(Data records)
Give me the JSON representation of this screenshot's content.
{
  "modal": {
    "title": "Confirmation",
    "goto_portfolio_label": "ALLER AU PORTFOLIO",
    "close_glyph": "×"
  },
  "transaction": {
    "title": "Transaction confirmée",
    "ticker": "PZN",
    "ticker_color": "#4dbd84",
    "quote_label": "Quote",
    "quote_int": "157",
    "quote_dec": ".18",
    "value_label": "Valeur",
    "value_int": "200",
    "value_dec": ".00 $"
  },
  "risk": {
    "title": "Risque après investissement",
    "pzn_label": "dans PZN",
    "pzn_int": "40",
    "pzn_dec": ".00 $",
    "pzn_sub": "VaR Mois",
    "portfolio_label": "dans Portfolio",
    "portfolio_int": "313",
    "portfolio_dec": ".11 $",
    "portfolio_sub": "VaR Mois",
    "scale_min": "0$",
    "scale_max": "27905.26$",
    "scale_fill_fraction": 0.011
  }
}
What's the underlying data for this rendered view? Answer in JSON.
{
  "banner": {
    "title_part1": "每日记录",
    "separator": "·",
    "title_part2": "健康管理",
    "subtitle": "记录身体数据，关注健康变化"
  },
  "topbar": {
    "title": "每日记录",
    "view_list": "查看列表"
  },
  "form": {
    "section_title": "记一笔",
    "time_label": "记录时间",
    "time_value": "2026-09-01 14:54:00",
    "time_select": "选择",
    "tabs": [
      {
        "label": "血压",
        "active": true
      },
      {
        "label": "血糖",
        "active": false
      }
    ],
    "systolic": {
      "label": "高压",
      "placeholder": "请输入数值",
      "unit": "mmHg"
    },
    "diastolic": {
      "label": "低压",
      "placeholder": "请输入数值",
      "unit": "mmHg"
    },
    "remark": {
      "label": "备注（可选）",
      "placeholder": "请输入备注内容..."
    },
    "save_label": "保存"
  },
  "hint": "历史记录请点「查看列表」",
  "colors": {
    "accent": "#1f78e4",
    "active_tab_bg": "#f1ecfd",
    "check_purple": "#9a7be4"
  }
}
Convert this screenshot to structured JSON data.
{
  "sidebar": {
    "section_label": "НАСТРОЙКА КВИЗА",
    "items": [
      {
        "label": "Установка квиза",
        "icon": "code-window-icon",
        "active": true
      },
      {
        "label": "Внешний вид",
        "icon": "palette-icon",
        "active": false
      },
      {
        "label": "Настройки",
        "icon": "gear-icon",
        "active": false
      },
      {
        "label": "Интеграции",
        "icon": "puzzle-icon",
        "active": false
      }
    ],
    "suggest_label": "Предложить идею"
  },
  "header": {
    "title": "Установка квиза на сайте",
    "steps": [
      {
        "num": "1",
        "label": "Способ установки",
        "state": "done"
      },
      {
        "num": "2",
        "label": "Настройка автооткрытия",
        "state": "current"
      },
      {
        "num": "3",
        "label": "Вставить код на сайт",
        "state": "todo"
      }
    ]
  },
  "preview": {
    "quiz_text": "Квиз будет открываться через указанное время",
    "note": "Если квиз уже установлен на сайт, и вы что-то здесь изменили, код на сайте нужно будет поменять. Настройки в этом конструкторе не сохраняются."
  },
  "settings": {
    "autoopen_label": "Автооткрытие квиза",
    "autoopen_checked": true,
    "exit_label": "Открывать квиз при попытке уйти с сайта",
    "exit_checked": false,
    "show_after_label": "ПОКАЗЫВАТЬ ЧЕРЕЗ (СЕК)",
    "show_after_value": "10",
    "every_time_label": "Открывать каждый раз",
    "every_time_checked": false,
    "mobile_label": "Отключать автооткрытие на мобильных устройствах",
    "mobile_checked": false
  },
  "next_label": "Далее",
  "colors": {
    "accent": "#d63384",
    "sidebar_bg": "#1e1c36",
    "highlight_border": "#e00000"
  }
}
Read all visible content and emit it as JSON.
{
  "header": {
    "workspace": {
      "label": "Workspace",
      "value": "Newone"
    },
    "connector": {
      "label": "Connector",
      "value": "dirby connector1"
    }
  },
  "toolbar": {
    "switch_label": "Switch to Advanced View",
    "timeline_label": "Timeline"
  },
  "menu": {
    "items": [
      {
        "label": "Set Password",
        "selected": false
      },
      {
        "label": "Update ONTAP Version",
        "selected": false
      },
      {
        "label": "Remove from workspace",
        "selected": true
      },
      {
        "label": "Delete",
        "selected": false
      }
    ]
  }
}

Exercise brief:
All of the entries above must be quoted exactly.

Final result:
Give me the JSON representation of this screenshot's content.
{
  "modal": {
    "title": "Confirmation",
    "goto_portfolio_label": "ALLER AU PORTFOLIO",
    "close_glyph": "×"
  },
  "transaction": {
    "title": "Transaction confirmée",
    "ticker": "PZN",
    "ticker_color": "#4dbd84",
    "quote_label": "Quote",
    "quote_int": "157",
    "quote_dec": ".18",
    "value_label": "Valeur",
    "value_int": "200",
    "value_dec": ".00 $"
  },
  "risk": {
    "title": "Risque après investissement",
    "pzn_label": "dans PZN",
    "pzn_int": "40",
    "pzn_dec": ".00 $",
    "pzn_sub": "VaR Mois",
    "portfolio_label": "dans Portfolio",
    "portfolio_int": "313",
    "portfolio_dec": ".11 $",
    "portfolio_sub": "VaR Mois",
    "scale_min": "0$",
    "scale_max": "27905.26$",
    "scale_fill_fraction": 0.011
  }
}
What's the underlying data for this rendered view? Answer in JSON.
{
  "banner": {
    "title_part1": "每日记录",
    "separator": "·",
    "title_part2": "健康管理",
    "subtitle": "记录身体数据，关注健康变化"
  },
  "topbar": {
    "title": "每日记录",
    "view_list": "查看列表"
  },
  "form": {
    "section_title": "记一笔",
    "time_label": "记录时间",
    "time_value": "2026-09-01 14:54:00",
    "time_select": "选择",
    "tabs": [
      {
        "label": "血压",
        "active": true
      },
      {
        "label": "血糖",
        "active": false
      }
    ],
    "systolic": {
      "label": "高压",
      "placeholder": "请输入数值",
      "unit": "mmHg"
    },
    "diastolic": {
      "label": "低压",
      "placeholder": "请输入数值",
      "unit": "mmHg"
    },
    "remark": {
      "label": "备注（可选）",
      "placeholder": "请输入备注内容..."
    },
    "save_label": "保存"
  },
  "hint": "历史记录请点「查看列表」",
  "colors": {
    "accent": "#1f78e4",
    "active_tab_bg": "#f1ecfd",
    "check_purple": "#9a7be4"
  }
}
Convert this screenshot to structured JSON data.
{
  "sidebar": {
    "section_label": "НАСТРОЙКА КВИЗА",
    "items": [
      {
        "label": "Установка квиза",
        "icon": "code-window-icon",
        "active": true
      },
      {
        "label": "Внешний вид",
        "icon": "palette-icon",
        "active": false
      },
      {
        "label": "Настройки",
        "icon": "gear-icon",
        "active": false
      },
      {
        "label": "Интеграции",
        "icon": "puzzle-icon",
        "active": false
      }
    ],
    "suggest_label": "Предложить идею"
  },
  "header": {
    "title": "Установка квиза на сайте",
    "steps": [
      {
        "num": "1",
        "label": "Способ установки",
        "state": "done"
      },
      {
        "num": "2",
        "label": "Настройка автооткрытия",
        "state": "current"
      },
      {
        "num": "3",
        "label": "Вставить код на сайт",
        "state": "todo"
      }
    ]
  },
  "preview": {
    "quiz_text": "Квиз будет открываться через указанное время",
    "note": "Если квиз уже установлен на сайт, и вы что-то здесь изменили, код на сайте нужно будет поменять. Настройки в этом конструкторе не сохраняются."
  },
  "settings": {
    "autoopen_label": "Автооткрытие квиза",
    "autoopen_checked": true,
    "exit_label": "Открывать квиз при попытке уйти с сайта",
    "exit_checked": false,
    "show_after_label": "ПОКАЗЫВАТЬ ЧЕРЕЗ (СЕК)",
    "show_after_value": "10",
    "every_time_label": "Открывать каждый раз",
    "every_time_checked": false,
    "mobile_label": "Отключать автооткрытие на мобильных устройствах",
    "mobile_checked": false
  },
  "next_label": "Далее",
  "colors": {
    "accent": "#d63384",
    "sidebar_bg": "#1e1c36",
    "highlight_border": "#e00000"
  }
}
Read all visible content and emit it as JSON.
{
  "header": {
    "workspace": {
      "label": "Workspace",
      "value": "Newone"
    },
    "connector": {
      "label": "Connector",
      "value": "dirby connector1"
    }
  },
  "toolbar": {
    "switch_label": "Switch to Advanced View",
    "timeline_label": "Timeline"
  },
  "menu": {
    "items": [
      {
        "label": "Set Password",
        "selected": false
      },
      {
        "label": "Update ONTAP Version",
        "selected": false
      },
      {
        "label": "Remove from workspace",
        "selected": true
      },
      {
        "label": "Delete",
        "selected": false
      }
    ]
  }
}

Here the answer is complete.